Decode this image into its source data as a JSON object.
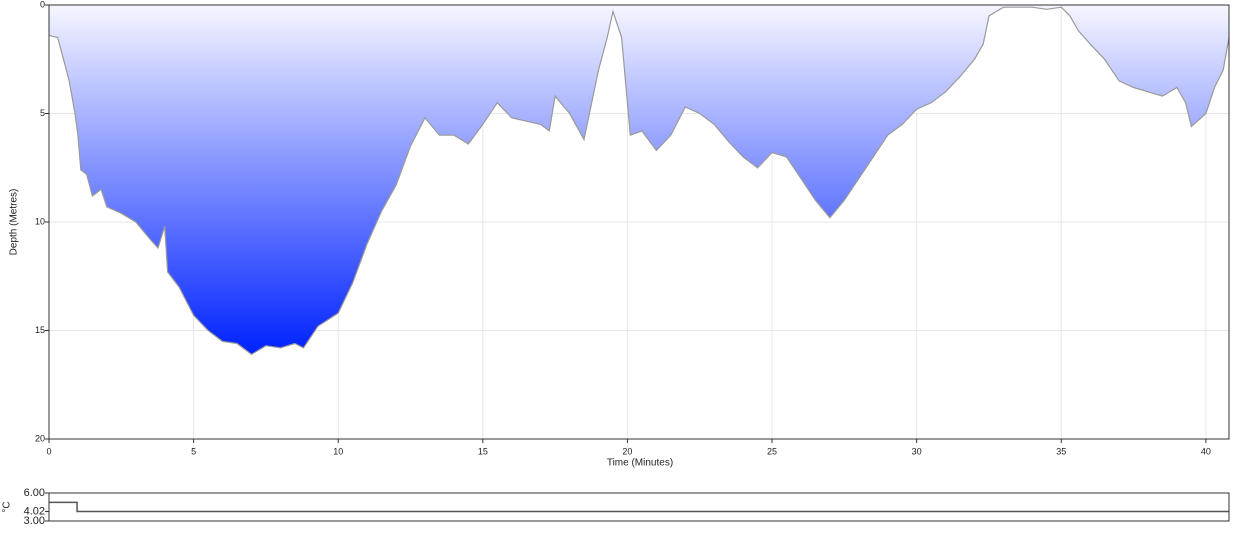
{
  "chart_data": [
    {
      "type": "area",
      "x_label": "Time (Minutes)",
      "y_label": "Depth (Metres)",
      "x": [
        0,
        0.3,
        0.5,
        0.7,
        0.9,
        1.0,
        1.1,
        1.3,
        1.5,
        1.8,
        2.0,
        2.5,
        3.0,
        3.5,
        3.77,
        4.0,
        4.1,
        4.5,
        5.0,
        5.5,
        6.0,
        6.5,
        7.0,
        7.5,
        8.0,
        8.5,
        8.8,
        9.3,
        10.0,
        10.5,
        11.0,
        11.5,
        12.0,
        12.5,
        13.0,
        13.5,
        14.0,
        14.5,
        15.0,
        15.5,
        16.0,
        17.0,
        17.3,
        17.5,
        18.0,
        18.5,
        19.0,
        19.3,
        19.5,
        19.8,
        20.0,
        20.1,
        20.5,
        21.0,
        21.5,
        22.0,
        22.5,
        23.0,
        23.5,
        24.0,
        24.5,
        25.0,
        25.5,
        26.0,
        26.5,
        27.0,
        27.5,
        28.0,
        28.5,
        29.0,
        29.5,
        30.0,
        30.5,
        31.0,
        31.5,
        32.0,
        32.3,
        32.5,
        33.0,
        34.0,
        34.5,
        35.0,
        35.3,
        35.6,
        36.0,
        36.5,
        37.0,
        37.5,
        38.0,
        38.5,
        39.0,
        39.3,
        39.5,
        40.0,
        40.3,
        40.6,
        40.8
      ],
      "values": [
        1.4,
        1.5,
        2.5,
        3.5,
        5.0,
        6.0,
        7.6,
        7.8,
        8.8,
        8.5,
        9.3,
        9.6,
        10.0,
        10.8,
        11.2,
        10.2,
        12.3,
        13.0,
        14.3,
        15.0,
        15.5,
        15.6,
        16.1,
        15.7,
        15.8,
        15.6,
        15.8,
        14.8,
        14.2,
        12.8,
        11.0,
        9.5,
        8.3,
        6.5,
        5.2,
        6.0,
        6.0,
        6.4,
        5.5,
        4.5,
        5.2,
        5.5,
        5.8,
        4.2,
        5.0,
        6.2,
        3.0,
        1.5,
        0.3,
        1.5,
        4.5,
        6.0,
        5.8,
        6.7,
        6.0,
        4.7,
        5.0,
        5.5,
        6.3,
        7.0,
        7.5,
        6.8,
        7.0,
        8.0,
        9.0,
        9.8,
        9.0,
        8.0,
        7.0,
        6.0,
        5.5,
        4.8,
        4.5,
        4.0,
        3.3,
        2.5,
        1.8,
        0.5,
        0.1,
        0.1,
        0.2,
        0.1,
        0.5,
        1.2,
        1.8,
        2.5,
        3.5,
        3.8,
        4.0,
        4.2,
        3.8,
        4.5,
        5.6,
        5.0,
        3.8,
        3.0,
        1.5
      ],
      "xlim": [
        0,
        40.8
      ],
      "ylim": [
        0,
        20
      ],
      "y_inverted": true,
      "xticks": [
        0,
        5,
        10,
        15,
        20,
        25,
        30,
        35,
        40
      ],
      "yticks": [
        0,
        5,
        10,
        15,
        20
      ],
      "grid": true,
      "color": "#9a9a9a",
      "fill_top": "#f6f6ff",
      "fill_bottom": "#0022ff"
    },
    {
      "type": "step",
      "y_label": "°C",
      "x": [
        0,
        0.97,
        40.8
      ],
      "values": [
        5.0,
        4.02,
        4.02
      ],
      "xlim": [
        0,
        40.8
      ],
      "ylim": [
        3,
        6
      ],
      "yticks": [
        {
          "value": 3,
          "label": "3.00"
        },
        {
          "value": 4.02,
          "label": "4.02"
        },
        {
          "value": 6,
          "label": "6.00"
        }
      ],
      "color": "#555555"
    }
  ]
}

(Exercise): Pictures are excluded; repeat every record exactly.

(Response to this task):
Decode this image into its source data as a JSON object.
{
  "chart_data": [
    {
      "type": "area",
      "x_label": "Time (Minutes)",
      "y_label": "Depth (Metres)",
      "x": [
        0,
        0.3,
        0.5,
        0.7,
        0.9,
        1.0,
        1.1,
        1.3,
        1.5,
        1.8,
        2.0,
        2.5,
        3.0,
        3.5,
        3.77,
        4.0,
        4.1,
        4.5,
        5.0,
        5.5,
        6.0,
        6.5,
        7.0,
        7.5,
        8.0,
        8.5,
        8.8,
        9.3,
        10.0,
        10.5,
        11.0,
        11.5,
        12.0,
        12.5,
        13.0,
        13.5,
        14.0,
        14.5,
        15.0,
        15.5,
        16.0,
        17.0,
        17.3,
        17.5,
        18.0,
        18.5,
        19.0,
        19.3,
        19.5,
        19.8,
        20.0,
        20.1,
        20.5,
        21.0,
        21.5,
        22.0,
        22.5,
        23.0,
        23.5,
        24.0,
        24.5,
        25.0,
        25.5,
        26.0,
        26.5,
        27.0,
        27.5,
        28.0,
        28.5,
        29.0,
        29.5,
        30.0,
        30.5,
        31.0,
        31.5,
        32.0,
        32.3,
        32.5,
        33.0,
        34.0,
        34.5,
        35.0,
        35.3,
        35.6,
        36.0,
        36.5,
        37.0,
        37.5,
        38.0,
        38.5,
        39.0,
        39.3,
        39.5,
        40.0,
        40.3,
        40.6,
        40.8
      ],
      "values": [
        1.4,
        1.5,
        2.5,
        3.5,
        5.0,
        6.0,
        7.6,
        7.8,
        8.8,
        8.5,
        9.3,
        9.6,
        10.0,
        10.8,
        11.2,
        10.2,
        12.3,
        13.0,
        14.3,
        15.0,
        15.5,
        15.6,
        16.1,
        15.7,
        15.8,
        15.6,
        15.8,
        14.8,
        14.2,
        12.8,
        11.0,
        9.5,
        8.3,
        6.5,
        5.2,
        6.0,
        6.0,
        6.4,
        5.5,
        4.5,
        5.2,
        5.5,
        5.8,
        4.2,
        5.0,
        6.2,
        3.0,
        1.5,
        0.3,
        1.5,
        4.5,
        6.0,
        5.8,
        6.7,
        6.0,
        4.7,
        5.0,
        5.5,
        6.3,
        7.0,
        7.5,
        6.8,
        7.0,
        8.0,
        9.0,
        9.8,
        9.0,
        8.0,
        7.0,
        6.0,
        5.5,
        4.8,
        4.5,
        4.0,
        3.3,
        2.5,
        1.8,
        0.5,
        0.1,
        0.1,
        0.2,
        0.1,
        0.5,
        1.2,
        1.8,
        2.5,
        3.5,
        3.8,
        4.0,
        4.2,
        3.8,
        4.5,
        5.6,
        5.0,
        3.8,
        3.0,
        1.5
      ],
      "xlim": [
        0,
        40.8
      ],
      "ylim": [
        0,
        20
      ],
      "y_inverted": true,
      "xticks": [
        0,
        5,
        10,
        15,
        20,
        25,
        30,
        35,
        40
      ],
      "yticks": [
        0,
        5,
        10,
        15,
        20
      ],
      "grid": true,
      "color": "#9a9a9a",
      "fill_top": "#f6f6ff",
      "fill_bottom": "#0022ff"
    },
    {
      "type": "step",
      "y_label": "°C",
      "x": [
        0,
        0.97,
        40.8
      ],
      "values": [
        5.0,
        4.02,
        4.02
      ],
      "xlim": [
        0,
        40.8
      ],
      "ylim": [
        3,
        6
      ],
      "yticks": [
        {
          "value": 3,
          "label": "3.00"
        },
        {
          "value": 4.02,
          "label": "4.02"
        },
        {
          "value": 6,
          "label": "6.00"
        }
      ],
      "color": "#555555"
    }
  ]
}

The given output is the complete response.